(Entries from a visual dataset)
======
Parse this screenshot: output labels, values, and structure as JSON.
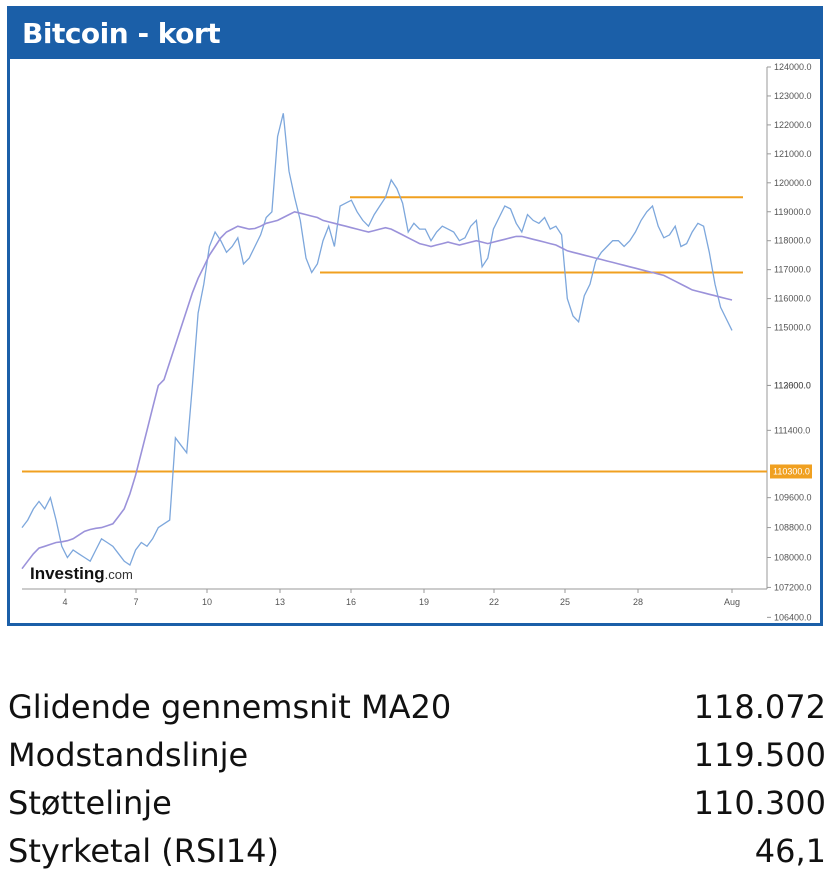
{
  "panel": {
    "title": "Bitcoin - kort",
    "watermark_bold": "Investing",
    "watermark_light": ".com"
  },
  "chart_data": {
    "type": "line",
    "title": "Bitcoin - kort",
    "x_tick_labels": [
      "4",
      "7",
      "10",
      "13",
      "16",
      "19",
      "22",
      "25",
      "28",
      "Aug"
    ],
    "y_tick_labels": [
      "124000.0",
      "123000.0",
      "122000.0",
      "121000.0",
      "120000.0",
      "119000.0",
      "118000.0",
      "117000.0",
      "116000.0",
      "115000.0",
      "113000.0",
      "112600.0",
      "111400.0",
      "109600.0",
      "108800.0",
      "108000.0",
      "107200.0",
      "106400.0"
    ],
    "y_highlight_label": "110300.0",
    "grid": false,
    "series": [
      {
        "role": "price",
        "color": "#7da7dc",
        "values": [
          108800,
          109000,
          109300,
          109500,
          109300,
          109600,
          109000,
          108300,
          108000,
          108200,
          108100,
          108000,
          107900,
          108200,
          108500,
          108400,
          108300,
          108100,
          107900,
          107800,
          108200,
          108400,
          108300,
          108500,
          108800,
          108900,
          109000,
          111200,
          111000,
          110800,
          113000,
          115500,
          116500,
          117800,
          118300,
          118000,
          117600,
          117800,
          118100,
          117200,
          117400,
          117800,
          118200,
          118800,
          119000,
          121600,
          122400,
          120400,
          119500,
          118700,
          117400,
          116900,
          117200,
          118000,
          118500,
          117800,
          119200,
          119300,
          119400,
          119000,
          118700,
          118500,
          118900,
          119200,
          119500,
          120100,
          119800,
          119300,
          118300,
          118600,
          118400,
          118400,
          118000,
          118300,
          118500,
          118400,
          118300,
          118000,
          118100,
          118500,
          118700,
          117100,
          117400,
          118400,
          118800,
          119200,
          119100,
          118600,
          118300,
          118900,
          118700,
          118600,
          118800,
          118400,
          118500,
          118200,
          116000,
          115400,
          115200,
          116100,
          116500,
          117300,
          117600,
          117800,
          118000,
          118000,
          117800,
          118000,
          118300,
          118700,
          119000,
          119200,
          118500,
          118100,
          118200,
          118500,
          117800,
          117900,
          118300,
          118600,
          118500,
          117600,
          116500,
          115700,
          115300,
          114900
        ]
      },
      {
        "role": "ma20",
        "color": "#9b92da",
        "values": [
          107700,
          107900,
          108100,
          108250,
          108300,
          108350,
          108400,
          108420,
          108450,
          108500,
          108600,
          108700,
          108750,
          108780,
          108800,
          108850,
          108900,
          109100,
          109300,
          109700,
          110200,
          110800,
          111400,
          112000,
          112600,
          113200,
          113800,
          114400,
          115000,
          115600,
          116200,
          116700,
          117100,
          117500,
          117800,
          118100,
          118300,
          118400,
          118500,
          118450,
          118400,
          118420,
          118500,
          118600,
          118650,
          118700,
          118800,
          118900,
          119000,
          118950,
          118900,
          118850,
          118800,
          118700,
          118650,
          118600,
          118550,
          118500,
          118450,
          118400,
          118350,
          118300,
          118350,
          118400,
          118450,
          118400,
          118300,
          118200,
          118100,
          118000,
          117900,
          117850,
          117800,
          117850,
          117900,
          117950,
          117900,
          117850,
          117900,
          117950,
          118000,
          117950,
          117900,
          117950,
          118000,
          118050,
          118100,
          118150,
          118150,
          118100,
          118050,
          118000,
          117950,
          117900,
          117850,
          117750,
          117650,
          117600,
          117550,
          117500,
          117450,
          117400,
          117350,
          117300,
          117250,
          117200,
          117150,
          117100,
          117050,
          117000,
          116950,
          116900,
          116850,
          116800,
          116700,
          116600,
          116500,
          116400,
          116300,
          116250,
          116200,
          116150,
          116100,
          116050,
          116000,
          115950
        ]
      }
    ],
    "horizontal_lines": [
      {
        "name": "Modstandslinje",
        "value": 119500,
        "color": "#f0a020"
      },
      {
        "name": "Støttelinje",
        "value": 116900,
        "color": "#f0a020"
      },
      {
        "name": "Støttelinje",
        "value": 110300,
        "color": "#f0a020"
      }
    ]
  },
  "stats": [
    {
      "label": "Glidende gennemsnit MA20",
      "value": "118.072"
    },
    {
      "label": "Modstandslinje",
      "value": "119.500"
    },
    {
      "label": "Støttelinje",
      "value": "110.300"
    },
    {
      "label": "Styrketal (RSI14)",
      "value": "46,1"
    }
  ]
}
======
_Task brief:_ Send back the data above word for word, with the pictures left out.

_Response to this exercise:_
Parse this screenshot: output labels, values, and structure as JSON.
{
  "panel": {
    "title": "Bitcoin - kort",
    "watermark_bold": "Investing",
    "watermark_light": ".com"
  },
  "chart_data": {
    "type": "line",
    "title": "Bitcoin - kort",
    "x_tick_labels": [
      "4",
      "7",
      "10",
      "13",
      "16",
      "19",
      "22",
      "25",
      "28",
      "Aug"
    ],
    "y_tick_labels": [
      "124000.0",
      "123000.0",
      "122000.0",
      "121000.0",
      "120000.0",
      "119000.0",
      "118000.0",
      "117000.0",
      "116000.0",
      "115000.0",
      "113000.0",
      "112600.0",
      "111400.0",
      "109600.0",
      "108800.0",
      "108000.0",
      "107200.0",
      "106400.0"
    ],
    "y_highlight_label": "110300.0",
    "grid": false,
    "series": [
      {
        "role": "price",
        "color": "#7da7dc",
        "values": [
          108800,
          109000,
          109300,
          109500,
          109300,
          109600,
          109000,
          108300,
          108000,
          108200,
          108100,
          108000,
          107900,
          108200,
          108500,
          108400,
          108300,
          108100,
          107900,
          107800,
          108200,
          108400,
          108300,
          108500,
          108800,
          108900,
          109000,
          111200,
          111000,
          110800,
          113000,
          115500,
          116500,
          117800,
          118300,
          118000,
          117600,
          117800,
          118100,
          117200,
          117400,
          117800,
          118200,
          118800,
          119000,
          121600,
          122400,
          120400,
          119500,
          118700,
          117400,
          116900,
          117200,
          118000,
          118500,
          117800,
          119200,
          119300,
          119400,
          119000,
          118700,
          118500,
          118900,
          119200,
          119500,
          120100,
          119800,
          119300,
          118300,
          118600,
          118400,
          118400,
          118000,
          118300,
          118500,
          118400,
          118300,
          118000,
          118100,
          118500,
          118700,
          117100,
          117400,
          118400,
          118800,
          119200,
          119100,
          118600,
          118300,
          118900,
          118700,
          118600,
          118800,
          118400,
          118500,
          118200,
          116000,
          115400,
          115200,
          116100,
          116500,
          117300,
          117600,
          117800,
          118000,
          118000,
          117800,
          118000,
          118300,
          118700,
          119000,
          119200,
          118500,
          118100,
          118200,
          118500,
          117800,
          117900,
          118300,
          118600,
          118500,
          117600,
          116500,
          115700,
          115300,
          114900
        ]
      },
      {
        "role": "ma20",
        "color": "#9b92da",
        "values": [
          107700,
          107900,
          108100,
          108250,
          108300,
          108350,
          108400,
          108420,
          108450,
          108500,
          108600,
          108700,
          108750,
          108780,
          108800,
          108850,
          108900,
          109100,
          109300,
          109700,
          110200,
          110800,
          111400,
          112000,
          112600,
          113200,
          113800,
          114400,
          115000,
          115600,
          116200,
          116700,
          117100,
          117500,
          117800,
          118100,
          118300,
          118400,
          118500,
          118450,
          118400,
          118420,
          118500,
          118600,
          118650,
          118700,
          118800,
          118900,
          119000,
          118950,
          118900,
          118850,
          118800,
          118700,
          118650,
          118600,
          118550,
          118500,
          118450,
          118400,
          118350,
          118300,
          118350,
          118400,
          118450,
          118400,
          118300,
          118200,
          118100,
          118000,
          117900,
          117850,
          117800,
          117850,
          117900,
          117950,
          117900,
          117850,
          117900,
          117950,
          118000,
          117950,
          117900,
          117950,
          118000,
          118050,
          118100,
          118150,
          118150,
          118100,
          118050,
          118000,
          117950,
          117900,
          117850,
          117750,
          117650,
          117600,
          117550,
          117500,
          117450,
          117400,
          117350,
          117300,
          117250,
          117200,
          117150,
          117100,
          117050,
          117000,
          116950,
          116900,
          116850,
          116800,
          116700,
          116600,
          116500,
          116400,
          116300,
          116250,
          116200,
          116150,
          116100,
          116050,
          116000,
          115950
        ]
      }
    ],
    "horizontal_lines": [
      {
        "name": "Modstandslinje",
        "value": 119500,
        "color": "#f0a020"
      },
      {
        "name": "Støttelinje",
        "value": 116900,
        "color": "#f0a020"
      },
      {
        "name": "Støttelinje",
        "value": 110300,
        "color": "#f0a020"
      }
    ]
  },
  "stats": [
    {
      "label": "Glidende gennemsnit MA20",
      "value": "118.072"
    },
    {
      "label": "Modstandslinje",
      "value": "119.500"
    },
    {
      "label": "Støttelinje",
      "value": "110.300"
    },
    {
      "label": "Styrketal (RSI14)",
      "value": "46,1"
    }
  ]
}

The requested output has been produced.